▸ Task to carry out
Repeat exactly the lines that run from the one containing "What does this" to the end of the data, and leave out all others.

▸ Extracted material
=-=-=

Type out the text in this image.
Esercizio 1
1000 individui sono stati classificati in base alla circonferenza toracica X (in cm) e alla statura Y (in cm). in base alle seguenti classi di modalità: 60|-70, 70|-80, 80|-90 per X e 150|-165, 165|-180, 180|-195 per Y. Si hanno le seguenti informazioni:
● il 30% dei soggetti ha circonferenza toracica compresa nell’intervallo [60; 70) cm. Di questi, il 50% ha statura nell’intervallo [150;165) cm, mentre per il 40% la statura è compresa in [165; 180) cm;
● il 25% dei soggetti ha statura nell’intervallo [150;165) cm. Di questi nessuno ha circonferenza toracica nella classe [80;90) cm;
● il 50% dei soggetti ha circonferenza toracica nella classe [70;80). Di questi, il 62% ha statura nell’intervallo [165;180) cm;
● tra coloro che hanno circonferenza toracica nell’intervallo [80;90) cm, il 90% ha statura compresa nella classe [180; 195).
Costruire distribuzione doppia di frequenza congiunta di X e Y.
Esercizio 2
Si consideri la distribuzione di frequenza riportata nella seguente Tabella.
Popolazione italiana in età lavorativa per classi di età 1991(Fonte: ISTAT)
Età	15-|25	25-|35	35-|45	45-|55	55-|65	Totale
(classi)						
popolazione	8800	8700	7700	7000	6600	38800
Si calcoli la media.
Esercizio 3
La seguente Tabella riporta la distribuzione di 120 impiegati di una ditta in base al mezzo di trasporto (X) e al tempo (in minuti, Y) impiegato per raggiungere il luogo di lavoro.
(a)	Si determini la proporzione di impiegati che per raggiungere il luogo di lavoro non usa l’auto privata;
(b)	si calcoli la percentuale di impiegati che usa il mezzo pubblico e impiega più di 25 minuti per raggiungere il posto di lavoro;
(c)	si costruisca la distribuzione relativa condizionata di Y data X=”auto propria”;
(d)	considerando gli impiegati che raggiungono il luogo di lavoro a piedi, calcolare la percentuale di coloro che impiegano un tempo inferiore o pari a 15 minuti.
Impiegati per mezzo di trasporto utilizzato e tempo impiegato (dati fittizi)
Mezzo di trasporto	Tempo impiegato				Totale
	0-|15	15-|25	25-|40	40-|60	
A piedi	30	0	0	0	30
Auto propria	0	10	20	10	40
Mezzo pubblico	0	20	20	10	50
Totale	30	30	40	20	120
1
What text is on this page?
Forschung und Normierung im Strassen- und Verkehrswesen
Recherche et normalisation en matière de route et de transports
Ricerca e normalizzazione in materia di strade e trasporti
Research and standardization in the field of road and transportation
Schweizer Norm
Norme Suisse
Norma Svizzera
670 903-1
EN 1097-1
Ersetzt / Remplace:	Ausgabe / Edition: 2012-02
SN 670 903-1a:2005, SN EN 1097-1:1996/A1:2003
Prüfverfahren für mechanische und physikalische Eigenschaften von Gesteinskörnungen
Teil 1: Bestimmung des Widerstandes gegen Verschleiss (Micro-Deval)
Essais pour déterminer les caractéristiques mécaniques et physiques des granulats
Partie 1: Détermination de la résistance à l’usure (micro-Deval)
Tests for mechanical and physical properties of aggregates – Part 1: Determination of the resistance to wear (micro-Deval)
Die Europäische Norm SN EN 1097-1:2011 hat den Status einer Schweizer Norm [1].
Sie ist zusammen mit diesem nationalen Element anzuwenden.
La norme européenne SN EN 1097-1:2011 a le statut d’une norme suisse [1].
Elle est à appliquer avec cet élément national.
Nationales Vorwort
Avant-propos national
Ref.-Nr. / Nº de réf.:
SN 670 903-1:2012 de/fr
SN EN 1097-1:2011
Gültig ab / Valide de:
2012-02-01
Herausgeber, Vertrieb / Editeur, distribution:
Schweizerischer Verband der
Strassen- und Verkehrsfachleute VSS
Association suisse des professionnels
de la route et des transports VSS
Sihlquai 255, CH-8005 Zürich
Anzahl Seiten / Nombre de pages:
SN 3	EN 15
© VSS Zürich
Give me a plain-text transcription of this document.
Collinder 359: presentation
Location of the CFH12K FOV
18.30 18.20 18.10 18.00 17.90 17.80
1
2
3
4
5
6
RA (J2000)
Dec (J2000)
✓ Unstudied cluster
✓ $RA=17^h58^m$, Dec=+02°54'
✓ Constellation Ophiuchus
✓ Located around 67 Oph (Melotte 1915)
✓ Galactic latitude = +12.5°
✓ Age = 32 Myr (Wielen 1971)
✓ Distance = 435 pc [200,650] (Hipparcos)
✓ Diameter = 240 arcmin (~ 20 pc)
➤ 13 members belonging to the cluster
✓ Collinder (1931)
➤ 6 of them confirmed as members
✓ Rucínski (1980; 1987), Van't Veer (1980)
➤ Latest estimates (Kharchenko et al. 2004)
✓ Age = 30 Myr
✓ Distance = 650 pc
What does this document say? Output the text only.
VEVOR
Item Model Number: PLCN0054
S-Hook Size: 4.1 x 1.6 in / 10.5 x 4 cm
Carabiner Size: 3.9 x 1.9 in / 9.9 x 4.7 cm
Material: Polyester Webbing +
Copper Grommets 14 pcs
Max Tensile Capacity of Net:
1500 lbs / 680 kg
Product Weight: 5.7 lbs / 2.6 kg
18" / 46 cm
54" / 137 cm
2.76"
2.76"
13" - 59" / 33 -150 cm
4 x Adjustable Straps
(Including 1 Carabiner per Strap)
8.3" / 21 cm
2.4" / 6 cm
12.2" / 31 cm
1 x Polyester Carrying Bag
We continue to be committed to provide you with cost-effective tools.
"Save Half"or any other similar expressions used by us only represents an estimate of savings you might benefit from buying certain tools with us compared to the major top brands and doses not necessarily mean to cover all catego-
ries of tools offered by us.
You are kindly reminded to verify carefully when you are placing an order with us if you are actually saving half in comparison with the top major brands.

=-=-=

▸ Final result
What does this document say? Output the text only.
VEVOR
Item Model Number: PLCN0054
S-Hook Size: 4.1 x 1.6 in / 10.5 x 4 cm
Carabiner Size: 3.9 x 1.9 in / 9.9 x 4.7 cm
Material: Polyester Webbing +
Copper Grommets 14 pcs
Max Tensile Capacity of Net:
1500 lbs / 680 kg
Product Weight: 5.7 lbs / 2.6 kg
18" / 46 cm
54" / 137 cm
2.76"
2.76"
13" - 59" / 33 -150 cm
4 x Adjustable Straps
(Including 1 Carabiner per Strap)
8.3" / 21 cm
2.4" / 6 cm
12.2" / 31 cm
1 x Polyester Carrying Bag
We continue to be committed to provide you with cost-effective tools.
"Save Half"or any other similar expressions used by us only represents an estimate of savings you might benefit from buying certain tools with us compared to the major top brands and doses not necessarily mean to cover all catego-
ries of tools offered by us.
You are kindly reminded to verify carefully when you are placing an order with us if you are actually saving half in comparison with the top major brands.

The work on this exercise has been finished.